START

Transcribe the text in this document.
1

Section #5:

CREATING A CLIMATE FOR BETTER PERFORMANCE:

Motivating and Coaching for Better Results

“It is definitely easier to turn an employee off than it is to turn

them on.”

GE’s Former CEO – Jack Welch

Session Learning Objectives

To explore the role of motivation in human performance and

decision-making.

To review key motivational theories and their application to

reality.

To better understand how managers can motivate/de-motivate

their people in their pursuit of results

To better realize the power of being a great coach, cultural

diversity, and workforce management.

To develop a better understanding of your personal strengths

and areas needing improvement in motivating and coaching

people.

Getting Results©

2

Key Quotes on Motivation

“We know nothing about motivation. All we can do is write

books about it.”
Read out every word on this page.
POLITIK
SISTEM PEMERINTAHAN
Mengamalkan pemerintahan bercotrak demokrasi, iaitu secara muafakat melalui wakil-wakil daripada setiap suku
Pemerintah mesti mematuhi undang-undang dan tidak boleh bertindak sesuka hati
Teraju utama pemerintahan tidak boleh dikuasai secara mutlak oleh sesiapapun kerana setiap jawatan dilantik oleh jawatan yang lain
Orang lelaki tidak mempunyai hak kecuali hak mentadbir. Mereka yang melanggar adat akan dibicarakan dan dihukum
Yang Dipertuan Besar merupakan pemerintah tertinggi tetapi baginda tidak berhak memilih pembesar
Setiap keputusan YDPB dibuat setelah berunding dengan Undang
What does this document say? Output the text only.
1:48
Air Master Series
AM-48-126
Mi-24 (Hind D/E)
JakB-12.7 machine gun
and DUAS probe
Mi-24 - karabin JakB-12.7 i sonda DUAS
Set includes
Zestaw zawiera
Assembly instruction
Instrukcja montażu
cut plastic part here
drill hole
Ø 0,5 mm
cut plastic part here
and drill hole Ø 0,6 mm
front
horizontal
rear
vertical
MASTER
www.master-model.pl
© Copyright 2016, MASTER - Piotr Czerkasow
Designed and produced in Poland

END

Give the complete listing a second time, exactly as it reads.

Transcribe the text in this document.
1

Section #5:

CREATING A CLIMATE FOR BETTER PERFORMANCE:

Motivating and Coaching for Better Results

“It is definitely easier to turn an employee off than it is to turn

them on.”

GE’s Former CEO – Jack Welch

Session Learning Objectives

To explore the role of motivation in human performance and

decision-making.

To review key motivational theories and their application to

reality.

To better understand how managers can motivate/de-motivate

their people in their pursuit of results

To better realize the power of being a great coach, cultural

diversity, and workforce management.

To develop a better understanding of your personal strengths

and areas needing improvement in motivating and coaching

people.

Getting Results©

2

Key Quotes on Motivation

“We know nothing about motivation. All we can do is write

books about it.”
Read out every word on this page.
POLITIK
SISTEM PEMERINTAHAN
Mengamalkan pemerintahan bercotrak demokrasi, iaitu secara muafakat melalui wakil-wakil daripada setiap suku
Pemerintah mesti mematuhi undang-undang dan tidak boleh bertindak sesuka hati
Teraju utama pemerintahan tidak boleh dikuasai secara mutlak oleh sesiapapun kerana setiap jawatan dilantik oleh jawatan yang lain
Orang lelaki tidak mempunyai hak kecuali hak mentadbir. Mereka yang melanggar adat akan dibicarakan dan dihukum
Yang Dipertuan Besar merupakan pemerintah tertinggi tetapi baginda tidak berhak memilih pembesar
Setiap keputusan YDPB dibuat setelah berunding dengan Undang
What does this document say? Output the text only.
1:48
Air Master Series
AM-48-126
Mi-24 (Hind D/E)
JakB-12.7 machine gun
and DUAS probe
Mi-24 - karabin JakB-12.7 i sonda DUAS
Set includes
Zestaw zawiera
Assembly instruction
Instrukcja montażu
cut plastic part here
drill hole
Ø 0,5 mm
cut plastic part here
and drill hole Ø 0,6 mm
front
horizontal
rear
vertical
MASTER
www.master-model.pl
© Copyright 2016, MASTER - Piotr Czerkasow
Designed and produced in Poland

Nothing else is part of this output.